Task goal >> Copy out, word for word, the stretch of records from the start through the line containing "dim-left-52: 52.5 mm: [544, 286, 559, 339]".
==== Exercise data ====
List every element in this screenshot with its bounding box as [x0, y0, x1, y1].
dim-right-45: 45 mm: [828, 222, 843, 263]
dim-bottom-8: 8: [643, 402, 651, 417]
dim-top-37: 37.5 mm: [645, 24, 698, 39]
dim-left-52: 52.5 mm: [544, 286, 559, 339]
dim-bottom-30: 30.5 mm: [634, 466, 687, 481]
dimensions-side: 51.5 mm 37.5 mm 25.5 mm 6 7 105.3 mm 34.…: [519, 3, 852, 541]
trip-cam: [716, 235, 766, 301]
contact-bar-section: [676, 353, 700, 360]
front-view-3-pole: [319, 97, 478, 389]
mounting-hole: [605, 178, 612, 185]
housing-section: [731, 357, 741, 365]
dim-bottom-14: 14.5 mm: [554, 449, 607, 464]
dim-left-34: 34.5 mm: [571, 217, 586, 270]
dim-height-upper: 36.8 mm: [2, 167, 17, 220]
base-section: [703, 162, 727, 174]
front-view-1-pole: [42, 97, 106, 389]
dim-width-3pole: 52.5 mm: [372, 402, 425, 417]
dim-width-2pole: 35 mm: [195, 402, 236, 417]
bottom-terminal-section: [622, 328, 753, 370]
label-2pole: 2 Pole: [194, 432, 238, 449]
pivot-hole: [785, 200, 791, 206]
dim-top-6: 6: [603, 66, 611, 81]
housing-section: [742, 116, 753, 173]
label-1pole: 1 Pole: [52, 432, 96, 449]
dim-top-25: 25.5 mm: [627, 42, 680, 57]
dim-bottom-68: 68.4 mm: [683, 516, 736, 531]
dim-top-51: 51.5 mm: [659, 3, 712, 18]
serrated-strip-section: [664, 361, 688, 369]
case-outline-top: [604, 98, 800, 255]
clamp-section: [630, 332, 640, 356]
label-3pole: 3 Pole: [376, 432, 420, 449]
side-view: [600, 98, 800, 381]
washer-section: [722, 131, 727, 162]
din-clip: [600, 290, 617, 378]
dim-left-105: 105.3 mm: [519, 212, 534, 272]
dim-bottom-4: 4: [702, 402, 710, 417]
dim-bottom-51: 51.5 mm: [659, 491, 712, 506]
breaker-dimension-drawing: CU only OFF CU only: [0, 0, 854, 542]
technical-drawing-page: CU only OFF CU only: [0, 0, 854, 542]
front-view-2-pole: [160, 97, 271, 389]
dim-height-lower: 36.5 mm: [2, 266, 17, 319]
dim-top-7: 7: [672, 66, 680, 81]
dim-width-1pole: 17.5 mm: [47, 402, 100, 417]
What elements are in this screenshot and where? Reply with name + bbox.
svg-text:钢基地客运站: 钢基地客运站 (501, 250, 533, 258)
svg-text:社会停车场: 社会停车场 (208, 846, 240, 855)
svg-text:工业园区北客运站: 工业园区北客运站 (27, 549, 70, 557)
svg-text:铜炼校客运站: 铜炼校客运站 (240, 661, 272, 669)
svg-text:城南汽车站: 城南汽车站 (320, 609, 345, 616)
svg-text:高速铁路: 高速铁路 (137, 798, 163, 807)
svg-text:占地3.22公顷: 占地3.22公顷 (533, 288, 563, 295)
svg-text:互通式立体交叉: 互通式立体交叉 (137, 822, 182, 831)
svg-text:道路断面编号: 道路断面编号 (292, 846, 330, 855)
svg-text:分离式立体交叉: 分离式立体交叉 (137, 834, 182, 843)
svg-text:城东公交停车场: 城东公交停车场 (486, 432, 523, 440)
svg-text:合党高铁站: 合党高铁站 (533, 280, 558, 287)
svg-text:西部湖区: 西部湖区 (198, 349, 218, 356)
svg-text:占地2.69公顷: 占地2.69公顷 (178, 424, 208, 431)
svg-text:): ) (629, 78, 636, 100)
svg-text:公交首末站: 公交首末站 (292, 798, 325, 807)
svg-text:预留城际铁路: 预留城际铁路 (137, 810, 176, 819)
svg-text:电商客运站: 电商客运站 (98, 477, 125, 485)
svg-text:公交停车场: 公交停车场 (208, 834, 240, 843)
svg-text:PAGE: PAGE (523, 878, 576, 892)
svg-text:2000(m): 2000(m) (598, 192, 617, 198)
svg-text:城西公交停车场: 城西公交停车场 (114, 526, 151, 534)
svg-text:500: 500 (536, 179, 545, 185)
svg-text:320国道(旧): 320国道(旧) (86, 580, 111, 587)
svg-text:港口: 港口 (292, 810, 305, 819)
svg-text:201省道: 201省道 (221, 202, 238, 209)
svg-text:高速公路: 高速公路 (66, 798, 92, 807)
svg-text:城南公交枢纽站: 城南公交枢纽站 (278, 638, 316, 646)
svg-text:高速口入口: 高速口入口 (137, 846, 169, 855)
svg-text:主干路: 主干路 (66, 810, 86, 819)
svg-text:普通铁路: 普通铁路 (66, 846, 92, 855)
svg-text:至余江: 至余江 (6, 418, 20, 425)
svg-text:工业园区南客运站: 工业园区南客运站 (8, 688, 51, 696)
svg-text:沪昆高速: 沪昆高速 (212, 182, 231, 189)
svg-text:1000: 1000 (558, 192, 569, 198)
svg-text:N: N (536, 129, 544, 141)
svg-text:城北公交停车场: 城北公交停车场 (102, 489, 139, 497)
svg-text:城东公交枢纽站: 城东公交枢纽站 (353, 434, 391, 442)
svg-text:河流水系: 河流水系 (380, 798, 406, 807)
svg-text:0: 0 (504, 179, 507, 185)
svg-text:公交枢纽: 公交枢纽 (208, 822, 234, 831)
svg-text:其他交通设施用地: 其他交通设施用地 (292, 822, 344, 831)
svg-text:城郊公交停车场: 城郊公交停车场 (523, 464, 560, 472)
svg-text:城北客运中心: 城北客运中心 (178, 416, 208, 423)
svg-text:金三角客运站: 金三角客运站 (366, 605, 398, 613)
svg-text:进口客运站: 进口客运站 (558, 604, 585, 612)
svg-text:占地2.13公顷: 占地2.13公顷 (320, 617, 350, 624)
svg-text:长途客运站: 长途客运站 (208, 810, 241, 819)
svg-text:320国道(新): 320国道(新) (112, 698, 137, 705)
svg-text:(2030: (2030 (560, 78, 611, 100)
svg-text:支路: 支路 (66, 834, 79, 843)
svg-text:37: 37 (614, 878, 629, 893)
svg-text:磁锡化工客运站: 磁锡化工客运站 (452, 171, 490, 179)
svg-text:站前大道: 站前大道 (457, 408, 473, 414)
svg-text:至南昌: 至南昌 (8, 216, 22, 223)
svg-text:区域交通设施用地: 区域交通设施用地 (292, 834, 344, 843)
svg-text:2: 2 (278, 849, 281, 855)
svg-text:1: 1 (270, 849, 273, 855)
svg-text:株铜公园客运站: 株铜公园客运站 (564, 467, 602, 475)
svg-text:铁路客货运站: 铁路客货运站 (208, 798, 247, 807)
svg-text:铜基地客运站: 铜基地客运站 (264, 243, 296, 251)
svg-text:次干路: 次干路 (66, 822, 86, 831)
====
Result of the task >>
List every element in this screenshot with its bounding box as [x0, y0, x1, y1].
dim-right-45: 45 mm: [828, 222, 843, 263]
dim-bottom-8: 8: [643, 402, 651, 417]
dim-top-37: 37.5 mm: [645, 24, 698, 39]
dim-left-52: 52.5 mm: [544, 286, 559, 339]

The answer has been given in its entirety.